**Data listing:**
++++++++++

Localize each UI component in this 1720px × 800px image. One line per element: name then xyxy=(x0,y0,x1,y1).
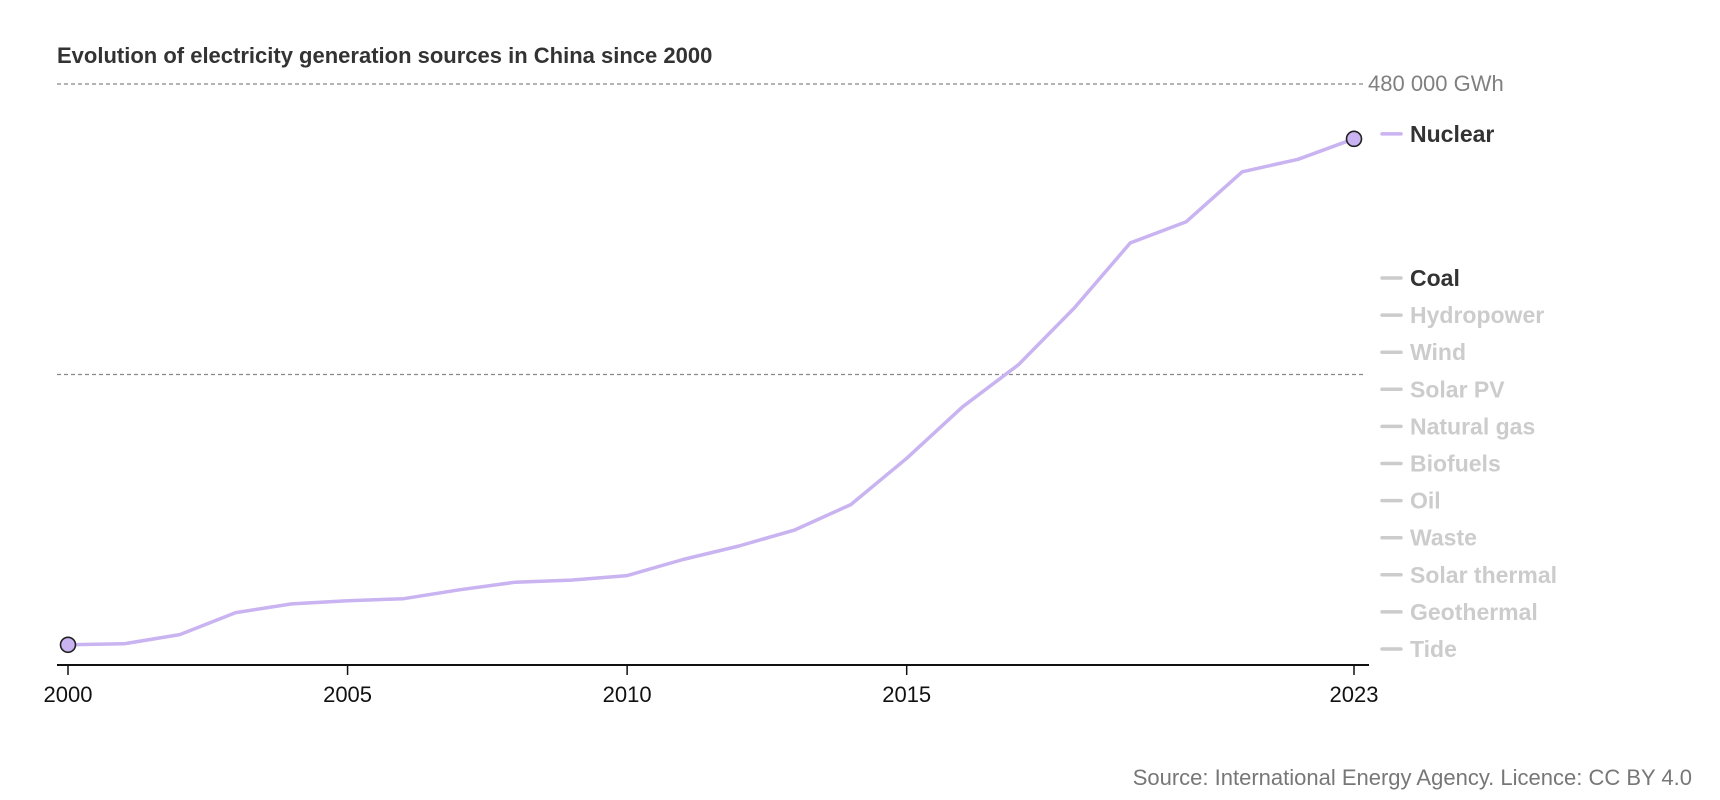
legend-item-coal[interactable]: Coal xyxy=(1380,265,1460,291)
x-tick-label-2005: 2005 xyxy=(323,682,372,707)
x-tick-label-2023: 2023 xyxy=(1330,682,1379,707)
series-layer xyxy=(59,130,1363,654)
legend-label-biofuels: Biofuels xyxy=(1410,451,1501,477)
legend-label-solar-thermal: Solar thermal xyxy=(1410,562,1557,588)
legend-label-coal: Coal xyxy=(1410,265,1460,291)
legend: Nuclear Coal Hydropower Wind Solar PV Natural… xyxy=(1380,121,1557,662)
legend-label-hydropower: Hydropower xyxy=(1410,302,1544,328)
legend-label-geothermal: Geothermal xyxy=(1410,599,1538,625)
legend-item-nuclear[interactable]: Nuclear xyxy=(1380,121,1494,147)
legend-label-oil: Oil xyxy=(1410,488,1441,514)
legend-label-natural-gas: Natural gas xyxy=(1410,413,1535,439)
y-max-label: 480 000 GWh xyxy=(1368,71,1504,96)
series-line-nuclear xyxy=(66,137,1356,647)
legend-item-solar-pv[interactable]: Solar PV xyxy=(1380,376,1505,402)
x-tick-label-2015: 2015 xyxy=(882,682,931,707)
legend-item-natural-gas[interactable]: Natural gas xyxy=(1380,413,1535,439)
nuclear-marker-start[interactable] xyxy=(59,636,77,654)
legend-label-solar-pv: Solar PV xyxy=(1410,376,1505,402)
x-tick-label-2000: 2000 xyxy=(44,682,93,707)
x-tick-label-2010: 2010 xyxy=(603,682,652,707)
legend-item-oil[interactable]: Oil xyxy=(1380,488,1441,514)
legend-label-waste: Waste xyxy=(1410,525,1477,551)
gridlines xyxy=(57,83,1366,376)
legend-label-wind: Wind xyxy=(1410,339,1466,365)
legend-item-tide[interactable]: Tide xyxy=(1380,636,1457,662)
legend-label-nuclear: Nuclear xyxy=(1410,121,1494,147)
source-note: Source: International Energy Agency. Lic… xyxy=(1133,765,1692,790)
chart-title: Evolution of electricity generation sour… xyxy=(57,43,712,68)
legend-label-tide: Tide xyxy=(1410,636,1457,662)
nuclear-marker-end[interactable] xyxy=(1345,130,1363,148)
legend-item-solar-thermal[interactable]: Solar thermal xyxy=(1380,562,1557,588)
legend-item-geothermal[interactable]: Geothermal xyxy=(1380,599,1538,625)
legend-item-wind[interactable]: Wind xyxy=(1380,339,1466,365)
x-axis-ticks: 2000 2005 2010 2015 2023 xyxy=(44,665,1379,707)
legend-item-waste[interactable]: Waste xyxy=(1380,525,1477,551)
legend-item-biofuels[interactable]: Biofuels xyxy=(1380,451,1501,477)
legend-item-hydropower[interactable]: Hydropower xyxy=(1380,302,1544,328)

++++++++++

**INSTRUCTIONS FOR THE TASK:**
Copy every line of the material above word for word, leaving out the picture.

**THE SOLUTION:**
Localize each UI component in this 1720px × 800px image. One line per element: name then xyxy=(x0,y0,x1,y1).
legend-item-coal[interactable]: Coal xyxy=(1380,265,1460,291)
x-tick-label-2005: 2005 xyxy=(323,682,372,707)
x-tick-label-2023: 2023 xyxy=(1330,682,1379,707)
series-layer xyxy=(59,130,1363,654)
legend-label-biofuels: Biofuels xyxy=(1410,451,1501,477)
legend-label-solar-thermal: Solar thermal xyxy=(1410,562,1557,588)
legend-label-coal: Coal xyxy=(1410,265,1460,291)
legend: Nuclear Coal Hydropower Wind Solar PV Natural… xyxy=(1380,121,1557,662)
legend-label-hydropower: Hydropower xyxy=(1410,302,1544,328)
legend-label-geothermal: Geothermal xyxy=(1410,599,1538,625)
legend-item-nuclear[interactable]: Nuclear xyxy=(1380,121,1494,147)
legend-label-oil: Oil xyxy=(1410,488,1441,514)
legend-label-natural-gas: Natural gas xyxy=(1410,413,1535,439)
y-max-label: 480 000 GWh xyxy=(1368,71,1504,96)
series-line-nuclear xyxy=(66,137,1356,647)
legend-item-solar-pv[interactable]: Solar PV xyxy=(1380,376,1505,402)
x-tick-label-2015: 2015 xyxy=(882,682,931,707)
legend-item-natural-gas[interactable]: Natural gas xyxy=(1380,413,1535,439)
nuclear-marker-start[interactable] xyxy=(59,636,77,654)
legend-label-solar-pv: Solar PV xyxy=(1410,376,1505,402)
x-tick-label-2000: 2000 xyxy=(44,682,93,707)
x-tick-label-2010: 2010 xyxy=(603,682,652,707)
legend-item-oil[interactable]: Oil xyxy=(1380,488,1441,514)
legend-label-waste: Waste xyxy=(1410,525,1477,551)
gridlines xyxy=(57,83,1366,376)
legend-label-wind: Wind xyxy=(1410,339,1466,365)
legend-item-tide[interactable]: Tide xyxy=(1380,636,1457,662)
legend-label-nuclear: Nuclear xyxy=(1410,121,1494,147)
source-note: Source: International Energy Agency. Lic… xyxy=(1133,765,1692,790)
chart-title: Evolution of electricity generation sour… xyxy=(57,43,712,68)
legend-label-tide: Tide xyxy=(1410,636,1457,662)
nuclear-marker-end[interactable] xyxy=(1345,130,1363,148)
legend-item-solar-thermal[interactable]: Solar thermal xyxy=(1380,562,1557,588)
legend-item-geothermal[interactable]: Geothermal xyxy=(1380,599,1538,625)
legend-item-wind[interactable]: Wind xyxy=(1380,339,1466,365)
x-axis-ticks: 2000 2005 2010 2015 2023 xyxy=(44,665,1379,707)
legend-item-waste[interactable]: Waste xyxy=(1380,525,1477,551)
legend-item-biofuels[interactable]: Biofuels xyxy=(1380,451,1501,477)
legend-item-hydropower[interactable]: Hydropower xyxy=(1380,302,1544,328)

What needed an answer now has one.